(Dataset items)
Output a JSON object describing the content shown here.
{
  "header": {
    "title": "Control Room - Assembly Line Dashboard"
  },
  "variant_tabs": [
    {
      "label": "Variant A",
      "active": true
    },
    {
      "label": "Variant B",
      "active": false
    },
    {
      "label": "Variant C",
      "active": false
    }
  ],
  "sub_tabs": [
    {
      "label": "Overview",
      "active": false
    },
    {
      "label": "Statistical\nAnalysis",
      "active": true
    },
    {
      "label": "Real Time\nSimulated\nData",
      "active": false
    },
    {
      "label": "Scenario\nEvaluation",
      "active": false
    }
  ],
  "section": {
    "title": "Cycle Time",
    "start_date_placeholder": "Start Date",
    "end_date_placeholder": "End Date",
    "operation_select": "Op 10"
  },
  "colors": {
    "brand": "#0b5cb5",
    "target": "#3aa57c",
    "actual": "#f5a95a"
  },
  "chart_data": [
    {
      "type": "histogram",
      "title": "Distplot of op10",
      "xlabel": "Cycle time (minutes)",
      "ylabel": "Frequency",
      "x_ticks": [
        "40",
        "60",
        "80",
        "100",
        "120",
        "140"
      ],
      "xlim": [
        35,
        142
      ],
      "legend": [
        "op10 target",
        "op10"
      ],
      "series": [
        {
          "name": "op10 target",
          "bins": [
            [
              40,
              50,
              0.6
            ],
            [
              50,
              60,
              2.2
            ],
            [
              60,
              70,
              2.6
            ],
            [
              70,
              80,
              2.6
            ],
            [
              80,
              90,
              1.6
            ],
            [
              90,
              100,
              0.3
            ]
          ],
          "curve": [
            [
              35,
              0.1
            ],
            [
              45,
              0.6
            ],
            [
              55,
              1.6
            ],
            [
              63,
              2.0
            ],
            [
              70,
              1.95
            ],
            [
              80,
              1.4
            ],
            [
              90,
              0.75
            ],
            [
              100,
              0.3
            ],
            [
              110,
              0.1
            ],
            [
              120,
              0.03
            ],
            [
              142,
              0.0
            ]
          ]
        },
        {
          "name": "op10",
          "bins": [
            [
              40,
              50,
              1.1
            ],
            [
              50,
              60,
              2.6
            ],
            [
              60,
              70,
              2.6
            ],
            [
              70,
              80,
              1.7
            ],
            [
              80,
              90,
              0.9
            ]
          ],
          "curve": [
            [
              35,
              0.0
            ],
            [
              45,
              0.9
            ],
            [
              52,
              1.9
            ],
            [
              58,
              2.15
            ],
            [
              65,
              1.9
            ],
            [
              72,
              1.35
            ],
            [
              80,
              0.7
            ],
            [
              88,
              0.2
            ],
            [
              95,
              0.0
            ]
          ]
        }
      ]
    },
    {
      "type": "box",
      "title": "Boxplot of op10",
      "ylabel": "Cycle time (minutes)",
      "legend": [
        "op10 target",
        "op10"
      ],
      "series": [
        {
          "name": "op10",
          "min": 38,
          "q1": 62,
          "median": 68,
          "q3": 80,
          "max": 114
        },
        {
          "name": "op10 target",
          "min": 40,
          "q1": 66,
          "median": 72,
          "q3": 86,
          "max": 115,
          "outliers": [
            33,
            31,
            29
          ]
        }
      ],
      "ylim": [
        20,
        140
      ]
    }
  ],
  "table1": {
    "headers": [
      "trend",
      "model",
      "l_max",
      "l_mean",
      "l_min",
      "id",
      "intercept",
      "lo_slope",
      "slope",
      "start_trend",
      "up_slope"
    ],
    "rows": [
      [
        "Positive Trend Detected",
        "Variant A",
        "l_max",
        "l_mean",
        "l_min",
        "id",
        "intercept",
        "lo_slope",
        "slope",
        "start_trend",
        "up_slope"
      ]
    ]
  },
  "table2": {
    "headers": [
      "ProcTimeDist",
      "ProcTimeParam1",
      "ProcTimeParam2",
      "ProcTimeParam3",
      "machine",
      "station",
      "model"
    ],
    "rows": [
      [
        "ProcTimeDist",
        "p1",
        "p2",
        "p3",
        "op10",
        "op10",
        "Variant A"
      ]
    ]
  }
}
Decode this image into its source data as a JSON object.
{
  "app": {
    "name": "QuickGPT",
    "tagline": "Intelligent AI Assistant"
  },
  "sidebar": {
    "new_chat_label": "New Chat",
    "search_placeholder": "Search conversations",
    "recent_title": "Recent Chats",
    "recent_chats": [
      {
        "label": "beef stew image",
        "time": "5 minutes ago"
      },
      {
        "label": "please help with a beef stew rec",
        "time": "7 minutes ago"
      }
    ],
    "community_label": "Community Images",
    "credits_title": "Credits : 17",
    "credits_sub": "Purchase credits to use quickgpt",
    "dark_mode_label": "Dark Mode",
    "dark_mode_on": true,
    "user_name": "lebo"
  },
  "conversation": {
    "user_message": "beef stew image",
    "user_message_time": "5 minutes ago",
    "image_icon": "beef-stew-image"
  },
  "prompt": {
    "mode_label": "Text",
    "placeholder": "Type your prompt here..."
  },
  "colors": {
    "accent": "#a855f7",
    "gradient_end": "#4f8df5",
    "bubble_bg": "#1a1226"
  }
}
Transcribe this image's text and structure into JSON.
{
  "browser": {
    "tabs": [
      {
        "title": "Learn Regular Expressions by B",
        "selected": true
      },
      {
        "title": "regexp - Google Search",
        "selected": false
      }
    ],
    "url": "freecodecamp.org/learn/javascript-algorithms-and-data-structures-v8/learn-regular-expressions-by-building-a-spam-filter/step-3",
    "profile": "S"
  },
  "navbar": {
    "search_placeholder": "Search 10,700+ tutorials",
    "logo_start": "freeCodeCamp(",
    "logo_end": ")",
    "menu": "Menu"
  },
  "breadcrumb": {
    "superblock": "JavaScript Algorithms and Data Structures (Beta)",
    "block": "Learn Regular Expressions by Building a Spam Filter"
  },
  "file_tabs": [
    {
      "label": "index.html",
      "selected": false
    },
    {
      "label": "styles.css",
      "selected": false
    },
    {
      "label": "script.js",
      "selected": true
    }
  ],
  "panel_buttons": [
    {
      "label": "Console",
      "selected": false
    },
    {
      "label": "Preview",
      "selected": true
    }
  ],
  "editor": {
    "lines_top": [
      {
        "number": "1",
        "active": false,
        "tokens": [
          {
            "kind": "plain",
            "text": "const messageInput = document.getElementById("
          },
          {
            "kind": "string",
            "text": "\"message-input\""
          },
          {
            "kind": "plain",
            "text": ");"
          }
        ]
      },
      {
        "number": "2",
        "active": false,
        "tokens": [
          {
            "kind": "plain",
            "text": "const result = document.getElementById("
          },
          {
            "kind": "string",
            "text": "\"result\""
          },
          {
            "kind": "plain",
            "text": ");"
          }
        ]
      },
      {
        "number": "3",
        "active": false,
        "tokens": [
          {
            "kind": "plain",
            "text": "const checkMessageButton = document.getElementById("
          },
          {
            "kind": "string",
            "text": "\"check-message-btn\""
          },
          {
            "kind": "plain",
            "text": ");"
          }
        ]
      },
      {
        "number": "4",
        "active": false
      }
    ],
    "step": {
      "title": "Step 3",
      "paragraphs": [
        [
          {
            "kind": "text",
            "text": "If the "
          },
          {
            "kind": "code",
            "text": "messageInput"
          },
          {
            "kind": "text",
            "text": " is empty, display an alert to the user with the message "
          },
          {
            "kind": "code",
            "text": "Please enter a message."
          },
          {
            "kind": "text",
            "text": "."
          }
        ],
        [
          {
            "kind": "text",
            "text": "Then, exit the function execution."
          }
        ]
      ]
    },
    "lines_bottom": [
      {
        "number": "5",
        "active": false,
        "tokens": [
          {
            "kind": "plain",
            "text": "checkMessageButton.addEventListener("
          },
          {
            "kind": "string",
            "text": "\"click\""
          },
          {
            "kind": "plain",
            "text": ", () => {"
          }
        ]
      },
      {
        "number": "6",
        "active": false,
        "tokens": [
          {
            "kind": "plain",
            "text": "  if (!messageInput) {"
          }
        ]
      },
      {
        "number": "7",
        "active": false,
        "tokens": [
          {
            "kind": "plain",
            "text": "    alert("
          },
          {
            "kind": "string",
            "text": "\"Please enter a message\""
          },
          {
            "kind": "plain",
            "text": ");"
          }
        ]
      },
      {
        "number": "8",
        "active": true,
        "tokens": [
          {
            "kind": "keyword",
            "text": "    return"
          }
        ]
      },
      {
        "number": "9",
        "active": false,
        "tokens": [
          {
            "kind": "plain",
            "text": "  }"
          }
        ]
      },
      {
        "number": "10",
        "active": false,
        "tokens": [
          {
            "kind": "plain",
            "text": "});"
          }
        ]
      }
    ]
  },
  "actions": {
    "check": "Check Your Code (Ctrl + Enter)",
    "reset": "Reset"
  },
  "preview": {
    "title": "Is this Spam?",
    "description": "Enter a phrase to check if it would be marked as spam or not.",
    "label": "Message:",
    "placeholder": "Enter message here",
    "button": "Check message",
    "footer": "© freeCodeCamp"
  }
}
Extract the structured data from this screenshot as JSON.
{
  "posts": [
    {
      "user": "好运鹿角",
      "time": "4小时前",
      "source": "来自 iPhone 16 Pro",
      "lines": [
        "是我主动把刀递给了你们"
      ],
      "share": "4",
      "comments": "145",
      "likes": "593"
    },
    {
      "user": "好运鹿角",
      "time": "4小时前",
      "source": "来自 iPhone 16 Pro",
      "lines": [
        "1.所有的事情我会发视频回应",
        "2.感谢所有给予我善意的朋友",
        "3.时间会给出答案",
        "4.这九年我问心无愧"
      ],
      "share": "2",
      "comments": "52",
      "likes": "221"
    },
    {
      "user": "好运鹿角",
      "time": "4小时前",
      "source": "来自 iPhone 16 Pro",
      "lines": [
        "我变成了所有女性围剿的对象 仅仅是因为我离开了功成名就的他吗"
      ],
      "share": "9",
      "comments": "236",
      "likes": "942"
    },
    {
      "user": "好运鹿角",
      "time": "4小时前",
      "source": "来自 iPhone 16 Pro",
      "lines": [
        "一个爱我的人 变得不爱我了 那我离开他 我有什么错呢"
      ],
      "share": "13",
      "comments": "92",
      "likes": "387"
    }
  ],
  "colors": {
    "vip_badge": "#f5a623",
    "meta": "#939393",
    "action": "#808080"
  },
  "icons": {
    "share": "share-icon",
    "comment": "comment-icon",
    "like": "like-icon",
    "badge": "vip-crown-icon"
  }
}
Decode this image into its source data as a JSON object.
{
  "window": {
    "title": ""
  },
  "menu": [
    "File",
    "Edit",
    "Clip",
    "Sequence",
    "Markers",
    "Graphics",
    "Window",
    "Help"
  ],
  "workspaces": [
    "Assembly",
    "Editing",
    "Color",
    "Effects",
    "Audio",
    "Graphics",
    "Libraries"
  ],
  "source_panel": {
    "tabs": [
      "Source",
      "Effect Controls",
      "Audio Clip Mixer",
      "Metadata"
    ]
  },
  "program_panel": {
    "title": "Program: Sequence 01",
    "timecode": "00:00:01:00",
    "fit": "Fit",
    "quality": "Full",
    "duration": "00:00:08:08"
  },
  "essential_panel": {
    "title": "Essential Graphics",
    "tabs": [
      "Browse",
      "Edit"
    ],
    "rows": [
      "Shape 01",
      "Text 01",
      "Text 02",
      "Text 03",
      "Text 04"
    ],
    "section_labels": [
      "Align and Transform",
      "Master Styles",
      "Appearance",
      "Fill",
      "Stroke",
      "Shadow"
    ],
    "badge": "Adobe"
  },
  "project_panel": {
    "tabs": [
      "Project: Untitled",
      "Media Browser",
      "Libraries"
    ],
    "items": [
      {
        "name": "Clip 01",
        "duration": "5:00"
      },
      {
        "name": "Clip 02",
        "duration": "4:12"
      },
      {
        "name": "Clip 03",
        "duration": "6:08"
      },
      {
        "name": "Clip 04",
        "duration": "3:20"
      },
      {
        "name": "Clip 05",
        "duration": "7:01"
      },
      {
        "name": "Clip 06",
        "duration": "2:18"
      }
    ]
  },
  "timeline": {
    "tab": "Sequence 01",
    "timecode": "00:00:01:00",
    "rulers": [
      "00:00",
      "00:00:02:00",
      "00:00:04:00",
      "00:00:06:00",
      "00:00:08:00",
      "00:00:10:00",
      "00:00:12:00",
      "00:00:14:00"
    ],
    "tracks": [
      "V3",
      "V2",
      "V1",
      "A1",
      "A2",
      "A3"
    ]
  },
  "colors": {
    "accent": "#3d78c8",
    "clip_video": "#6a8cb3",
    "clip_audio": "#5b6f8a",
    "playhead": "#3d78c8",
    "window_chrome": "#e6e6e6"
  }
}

» WORK TO BE COMPLETED:
Reproduce every line of the listing above in which the string "true" appears.

» SOLUTION TO THE EXERCISE:
      "active": true
      "active": true
    "dark_mode_on": true,
        "selected": true
      "selected": true
      "selected": true
        "active": true,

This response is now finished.